Extracted entries →
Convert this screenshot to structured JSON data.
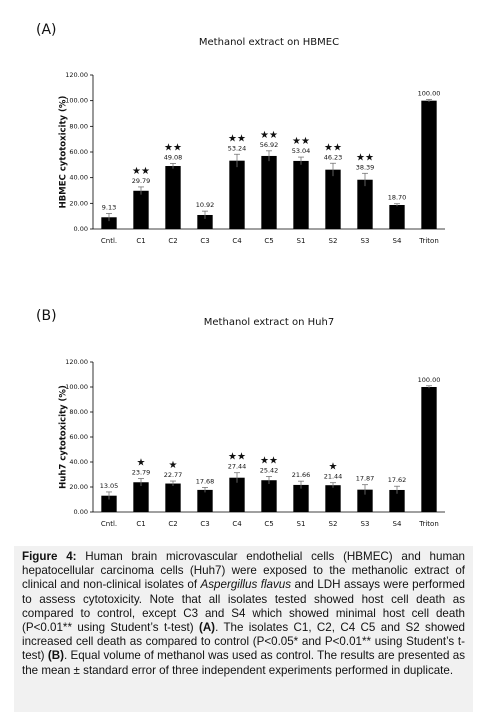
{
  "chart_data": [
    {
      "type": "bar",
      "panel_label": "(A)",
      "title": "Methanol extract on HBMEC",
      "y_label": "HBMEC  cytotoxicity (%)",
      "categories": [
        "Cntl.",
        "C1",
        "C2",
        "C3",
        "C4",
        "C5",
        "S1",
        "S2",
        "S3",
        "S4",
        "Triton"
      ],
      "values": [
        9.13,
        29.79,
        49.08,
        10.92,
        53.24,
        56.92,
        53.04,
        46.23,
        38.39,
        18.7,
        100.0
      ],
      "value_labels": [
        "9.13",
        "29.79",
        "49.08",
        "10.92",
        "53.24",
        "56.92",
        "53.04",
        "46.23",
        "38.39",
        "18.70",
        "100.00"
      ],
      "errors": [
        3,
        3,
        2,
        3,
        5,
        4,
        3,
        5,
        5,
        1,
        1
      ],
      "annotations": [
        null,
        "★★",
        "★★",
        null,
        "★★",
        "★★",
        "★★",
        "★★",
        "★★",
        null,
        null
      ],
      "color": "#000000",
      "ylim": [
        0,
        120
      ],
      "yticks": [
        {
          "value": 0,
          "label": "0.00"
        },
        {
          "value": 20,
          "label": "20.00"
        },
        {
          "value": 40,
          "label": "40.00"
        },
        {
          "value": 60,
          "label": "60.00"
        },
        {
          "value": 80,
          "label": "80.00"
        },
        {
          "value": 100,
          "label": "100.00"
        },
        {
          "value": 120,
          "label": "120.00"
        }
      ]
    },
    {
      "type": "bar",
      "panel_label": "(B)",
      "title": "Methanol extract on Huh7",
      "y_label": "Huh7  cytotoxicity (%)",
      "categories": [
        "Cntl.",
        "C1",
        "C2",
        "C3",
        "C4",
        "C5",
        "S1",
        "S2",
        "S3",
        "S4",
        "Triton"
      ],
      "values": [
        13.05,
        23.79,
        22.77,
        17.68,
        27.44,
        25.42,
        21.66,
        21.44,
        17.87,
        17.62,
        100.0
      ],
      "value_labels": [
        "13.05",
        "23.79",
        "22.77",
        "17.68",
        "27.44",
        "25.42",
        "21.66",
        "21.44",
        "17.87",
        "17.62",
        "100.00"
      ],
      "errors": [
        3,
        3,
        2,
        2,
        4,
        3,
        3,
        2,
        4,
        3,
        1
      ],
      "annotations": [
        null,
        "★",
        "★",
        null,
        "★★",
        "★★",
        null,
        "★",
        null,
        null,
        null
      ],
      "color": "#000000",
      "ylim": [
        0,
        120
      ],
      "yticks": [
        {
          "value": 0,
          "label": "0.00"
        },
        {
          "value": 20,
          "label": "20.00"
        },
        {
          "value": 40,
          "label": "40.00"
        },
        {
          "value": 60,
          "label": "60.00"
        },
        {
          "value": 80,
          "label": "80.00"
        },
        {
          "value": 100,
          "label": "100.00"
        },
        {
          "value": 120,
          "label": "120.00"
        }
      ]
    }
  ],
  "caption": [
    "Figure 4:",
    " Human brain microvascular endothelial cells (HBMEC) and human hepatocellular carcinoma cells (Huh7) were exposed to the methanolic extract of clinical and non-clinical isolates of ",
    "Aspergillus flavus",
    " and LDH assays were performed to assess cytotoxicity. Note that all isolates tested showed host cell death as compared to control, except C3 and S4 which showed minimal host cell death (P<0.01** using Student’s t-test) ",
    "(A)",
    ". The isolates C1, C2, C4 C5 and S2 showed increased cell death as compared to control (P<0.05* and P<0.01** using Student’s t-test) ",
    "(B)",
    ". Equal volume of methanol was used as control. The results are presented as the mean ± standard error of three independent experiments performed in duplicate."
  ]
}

Instructions to follow → Would you retype the material exactly, omitting each picture?

Solution for this exercise →
Convert this screenshot to structured JSON data.
{
  "chart_data": [
    {
      "type": "bar",
      "panel_label": "(A)",
      "title": "Methanol extract on HBMEC",
      "y_label": "HBMEC  cytotoxicity (%)",
      "categories": [
        "Cntl.",
        "C1",
        "C2",
        "C3",
        "C4",
        "C5",
        "S1",
        "S2",
        "S3",
        "S4",
        "Triton"
      ],
      "values": [
        9.13,
        29.79,
        49.08,
        10.92,
        53.24,
        56.92,
        53.04,
        46.23,
        38.39,
        18.7,
        100.0
      ],
      "value_labels": [
        "9.13",
        "29.79",
        "49.08",
        "10.92",
        "53.24",
        "56.92",
        "53.04",
        "46.23",
        "38.39",
        "18.70",
        "100.00"
      ],
      "errors": [
        3,
        3,
        2,
        3,
        5,
        4,
        3,
        5,
        5,
        1,
        1
      ],
      "annotations": [
        null,
        "★★",
        "★★",
        null,
        "★★",
        "★★",
        "★★",
        "★★",
        "★★",
        null,
        null
      ],
      "color": "#000000",
      "ylim": [
        0,
        120
      ],
      "yticks": [
        {
          "value": 0,
          "label": "0.00"
        },
        {
          "value": 20,
          "label": "20.00"
        },
        {
          "value": 40,
          "label": "40.00"
        },
        {
          "value": 60,
          "label": "60.00"
        },
        {
          "value": 80,
          "label": "80.00"
        },
        {
          "value": 100,
          "label": "100.00"
        },
        {
          "value": 120,
          "label": "120.00"
        }
      ]
    },
    {
      "type": "bar",
      "panel_label": "(B)",
      "title": "Methanol extract on Huh7",
      "y_label": "Huh7  cytotoxicity (%)",
      "categories": [
        "Cntl.",
        "C1",
        "C2",
        "C3",
        "C4",
        "C5",
        "S1",
        "S2",
        "S3",
        "S4",
        "Triton"
      ],
      "values": [
        13.05,
        23.79,
        22.77,
        17.68,
        27.44,
        25.42,
        21.66,
        21.44,
        17.87,
        17.62,
        100.0
      ],
      "value_labels": [
        "13.05",
        "23.79",
        "22.77",
        "17.68",
        "27.44",
        "25.42",
        "21.66",
        "21.44",
        "17.87",
        "17.62",
        "100.00"
      ],
      "errors": [
        3,
        3,
        2,
        2,
        4,
        3,
        3,
        2,
        4,
        3,
        1
      ],
      "annotations": [
        null,
        "★",
        "★",
        null,
        "★★",
        "★★",
        null,
        "★",
        null,
        null,
        null
      ],
      "color": "#000000",
      "ylim": [
        0,
        120
      ],
      "yticks": [
        {
          "value": 0,
          "label": "0.00"
        },
        {
          "value": 20,
          "label": "20.00"
        },
        {
          "value": 40,
          "label": "40.00"
        },
        {
          "value": 60,
          "label": "60.00"
        },
        {
          "value": 80,
          "label": "80.00"
        },
        {
          "value": 100,
          "label": "100.00"
        },
        {
          "value": 120,
          "label": "120.00"
        }
      ]
    }
  ],
  "caption": [
    "Figure 4:",
    " Human brain microvascular endothelial cells (HBMEC) and human hepatocellular carcinoma cells (Huh7) were exposed to the methanolic extract of clinical and non-clinical isolates of ",
    "Aspergillus flavus",
    " and LDH assays were performed to assess cytotoxicity. Note that all isolates tested showed host cell death as compared to control, except C3 and S4 which showed minimal host cell death (P<0.01** using Student’s t-test) ",
    "(A)",
    ". The isolates C1, C2, C4 C5 and S2 showed increased cell death as compared to control (P<0.05* and P<0.01** using Student’s t-test) ",
    "(B)",
    ". Equal volume of methanol was used as control. The results are presented as the mean ± standard error of three independent experiments performed in duplicate."
  ]
}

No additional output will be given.